++++ Excerpted passage
Comparing Puncture-Detection Approaches for Manual Needle Insertions Through the Parietal Pleura

Tube thoracostomy (chest tube insertion) is a surgical procedure that treats pneumothorax, a potentially life-threatening condition where air accumulates between the chest wall and the lungs. The literature reports high complication rates for this procedure, including accidental fatality due to poor manual depth control during tool insertion. We hypothesize that an instrumented needle-holder could help operators recognize pleural puncture and improve depth control, and we present a puncture-detection experiment that contributes toward this goal. An operator manually inserted a bevel-tip needle into ex vivo porcine ribs and through the parietal pleura via a sensorized percutaneous device that records position, force, and videos. We use this rich dataset of 63 insertions to thoroughly test four previously published data-driven puncture-detection (DDPD) algorithms against two new real-time algorithms: a custom recursive digital filter with coefficients optimized for our application, and a difference equation that compares standard deviations between adjacent sliding windows. Our algorithms achieve a precision (true positives over total identified punctures) of 23% and 22%, respectively, while the precision of existing DDPD algorithms ranges from 0% to 21%. Despite these performance improvements, our results show the limitations of DDPD algorithms and motivate new methods for detecting pleural membrane punctures in thoracostomy.
++++++++
= Parts of the exercise =
1 > Decide whether each statement agrees with the puncture-detection abstract, answering yes or no and quoting the words that decide it: (a) the needle was inserted into ribs from living pigs; (b) the dataset comprises 63 insertions; (c) the previously published DDPD algorithms reached a precision of at most 21%.
2 > List everything that the sensorized percutaneous device records, according to the puncture-detection abstract.
The items have no connection to the puncture-detection abstract.
++++ Provided records
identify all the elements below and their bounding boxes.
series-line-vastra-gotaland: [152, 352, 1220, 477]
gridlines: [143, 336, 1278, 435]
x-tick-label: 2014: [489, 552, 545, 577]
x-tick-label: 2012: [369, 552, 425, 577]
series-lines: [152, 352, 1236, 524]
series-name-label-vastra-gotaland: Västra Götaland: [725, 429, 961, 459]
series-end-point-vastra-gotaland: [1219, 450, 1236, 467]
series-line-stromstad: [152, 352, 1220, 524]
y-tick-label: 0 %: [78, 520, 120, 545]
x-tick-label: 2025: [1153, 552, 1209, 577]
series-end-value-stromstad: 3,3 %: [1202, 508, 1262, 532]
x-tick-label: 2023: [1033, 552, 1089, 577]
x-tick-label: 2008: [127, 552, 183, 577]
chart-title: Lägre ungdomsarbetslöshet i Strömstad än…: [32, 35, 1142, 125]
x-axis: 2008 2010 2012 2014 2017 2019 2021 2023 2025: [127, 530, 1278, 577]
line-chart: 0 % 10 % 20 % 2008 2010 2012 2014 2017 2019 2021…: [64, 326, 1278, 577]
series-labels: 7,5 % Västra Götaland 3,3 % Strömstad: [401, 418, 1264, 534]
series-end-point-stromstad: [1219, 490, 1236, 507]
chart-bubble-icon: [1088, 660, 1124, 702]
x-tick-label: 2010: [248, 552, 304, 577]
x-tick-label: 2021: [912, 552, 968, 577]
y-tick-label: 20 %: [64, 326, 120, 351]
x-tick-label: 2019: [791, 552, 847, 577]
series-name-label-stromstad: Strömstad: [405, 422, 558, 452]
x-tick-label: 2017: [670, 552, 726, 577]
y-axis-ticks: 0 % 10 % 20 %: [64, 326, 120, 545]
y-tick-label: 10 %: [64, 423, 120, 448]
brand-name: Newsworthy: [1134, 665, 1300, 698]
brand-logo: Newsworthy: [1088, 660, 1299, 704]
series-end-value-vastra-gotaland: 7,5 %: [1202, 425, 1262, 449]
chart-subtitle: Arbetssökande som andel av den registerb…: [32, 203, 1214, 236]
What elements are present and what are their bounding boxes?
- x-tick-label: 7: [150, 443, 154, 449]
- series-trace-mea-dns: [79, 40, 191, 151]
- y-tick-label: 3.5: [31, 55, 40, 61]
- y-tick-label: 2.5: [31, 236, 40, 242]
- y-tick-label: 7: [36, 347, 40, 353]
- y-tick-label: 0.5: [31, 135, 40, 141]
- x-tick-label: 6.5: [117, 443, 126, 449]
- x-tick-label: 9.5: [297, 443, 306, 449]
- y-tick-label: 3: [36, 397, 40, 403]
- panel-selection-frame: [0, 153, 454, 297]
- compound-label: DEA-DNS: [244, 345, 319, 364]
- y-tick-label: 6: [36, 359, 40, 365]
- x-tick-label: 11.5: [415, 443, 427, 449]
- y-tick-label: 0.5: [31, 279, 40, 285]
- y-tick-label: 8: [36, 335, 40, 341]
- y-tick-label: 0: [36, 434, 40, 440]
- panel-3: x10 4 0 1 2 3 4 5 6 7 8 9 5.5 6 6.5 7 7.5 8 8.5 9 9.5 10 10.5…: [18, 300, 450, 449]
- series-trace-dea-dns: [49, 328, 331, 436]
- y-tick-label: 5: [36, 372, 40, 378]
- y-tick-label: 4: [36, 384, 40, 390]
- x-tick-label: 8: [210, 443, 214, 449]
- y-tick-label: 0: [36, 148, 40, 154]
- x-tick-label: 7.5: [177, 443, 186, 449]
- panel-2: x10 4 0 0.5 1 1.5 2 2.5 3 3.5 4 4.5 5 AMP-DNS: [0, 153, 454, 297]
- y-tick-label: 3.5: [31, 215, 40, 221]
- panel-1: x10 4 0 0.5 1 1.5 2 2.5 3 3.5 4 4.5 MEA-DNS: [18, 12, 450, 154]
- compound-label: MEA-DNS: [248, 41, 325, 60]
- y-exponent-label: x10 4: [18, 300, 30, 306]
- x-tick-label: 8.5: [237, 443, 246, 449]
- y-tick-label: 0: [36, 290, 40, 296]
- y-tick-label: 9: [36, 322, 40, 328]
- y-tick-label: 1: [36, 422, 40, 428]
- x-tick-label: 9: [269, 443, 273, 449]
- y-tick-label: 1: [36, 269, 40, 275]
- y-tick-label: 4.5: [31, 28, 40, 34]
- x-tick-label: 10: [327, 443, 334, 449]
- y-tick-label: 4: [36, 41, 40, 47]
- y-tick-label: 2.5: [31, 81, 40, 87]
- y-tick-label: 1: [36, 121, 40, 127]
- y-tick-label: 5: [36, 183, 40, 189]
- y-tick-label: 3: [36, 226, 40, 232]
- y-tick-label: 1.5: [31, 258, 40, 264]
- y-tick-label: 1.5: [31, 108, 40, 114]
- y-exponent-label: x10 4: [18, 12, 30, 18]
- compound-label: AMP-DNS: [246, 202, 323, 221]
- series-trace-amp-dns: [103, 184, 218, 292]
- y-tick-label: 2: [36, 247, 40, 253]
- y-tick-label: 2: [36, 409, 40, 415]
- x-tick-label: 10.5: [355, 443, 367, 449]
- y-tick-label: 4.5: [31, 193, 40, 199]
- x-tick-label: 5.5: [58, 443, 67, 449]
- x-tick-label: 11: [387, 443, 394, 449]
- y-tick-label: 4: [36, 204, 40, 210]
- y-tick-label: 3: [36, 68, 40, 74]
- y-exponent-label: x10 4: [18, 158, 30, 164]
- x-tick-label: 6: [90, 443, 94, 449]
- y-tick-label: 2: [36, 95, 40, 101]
++++++++
= Answers =
1 >
(a) No: "ex vivo porcine ribs"
(b) Yes: "this rich dataset of 63 insertions"
(c) Yes: "the precision of existing DDPD algorithms ranges from 0% to 21%"

2 >
- position
- force
- videos